#### WORK TO DO
Below are records; count the lines that contain "inbox" and give only the total.

#### DATA ROWS

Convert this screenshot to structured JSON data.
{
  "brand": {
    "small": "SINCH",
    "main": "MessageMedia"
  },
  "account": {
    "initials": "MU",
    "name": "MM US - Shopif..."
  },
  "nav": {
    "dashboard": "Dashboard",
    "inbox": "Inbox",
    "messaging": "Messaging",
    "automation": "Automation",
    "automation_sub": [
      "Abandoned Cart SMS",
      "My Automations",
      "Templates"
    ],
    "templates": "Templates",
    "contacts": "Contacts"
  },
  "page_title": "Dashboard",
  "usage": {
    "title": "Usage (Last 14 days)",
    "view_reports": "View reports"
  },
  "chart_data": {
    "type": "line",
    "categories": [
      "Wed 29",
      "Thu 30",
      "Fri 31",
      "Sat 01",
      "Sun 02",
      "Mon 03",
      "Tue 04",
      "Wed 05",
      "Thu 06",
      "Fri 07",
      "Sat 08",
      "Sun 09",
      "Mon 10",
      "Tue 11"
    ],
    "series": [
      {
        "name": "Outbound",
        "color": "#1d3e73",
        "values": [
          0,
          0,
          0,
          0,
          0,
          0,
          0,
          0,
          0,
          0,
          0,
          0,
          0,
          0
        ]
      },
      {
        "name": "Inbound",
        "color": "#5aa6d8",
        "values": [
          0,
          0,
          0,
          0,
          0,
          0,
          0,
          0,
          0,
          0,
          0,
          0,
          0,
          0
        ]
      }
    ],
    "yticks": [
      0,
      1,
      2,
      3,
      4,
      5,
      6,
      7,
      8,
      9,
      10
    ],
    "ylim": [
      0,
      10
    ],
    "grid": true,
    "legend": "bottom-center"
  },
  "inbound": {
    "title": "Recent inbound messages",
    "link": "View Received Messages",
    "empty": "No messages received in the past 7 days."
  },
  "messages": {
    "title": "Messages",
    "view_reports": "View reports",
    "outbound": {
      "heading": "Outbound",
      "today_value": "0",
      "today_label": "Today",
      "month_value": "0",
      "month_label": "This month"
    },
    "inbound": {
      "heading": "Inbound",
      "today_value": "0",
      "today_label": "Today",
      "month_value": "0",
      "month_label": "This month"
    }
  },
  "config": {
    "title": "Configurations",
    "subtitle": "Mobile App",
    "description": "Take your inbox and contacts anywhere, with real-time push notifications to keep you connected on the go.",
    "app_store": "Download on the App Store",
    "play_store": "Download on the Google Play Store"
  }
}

#### PROBLEM SOLUTION
2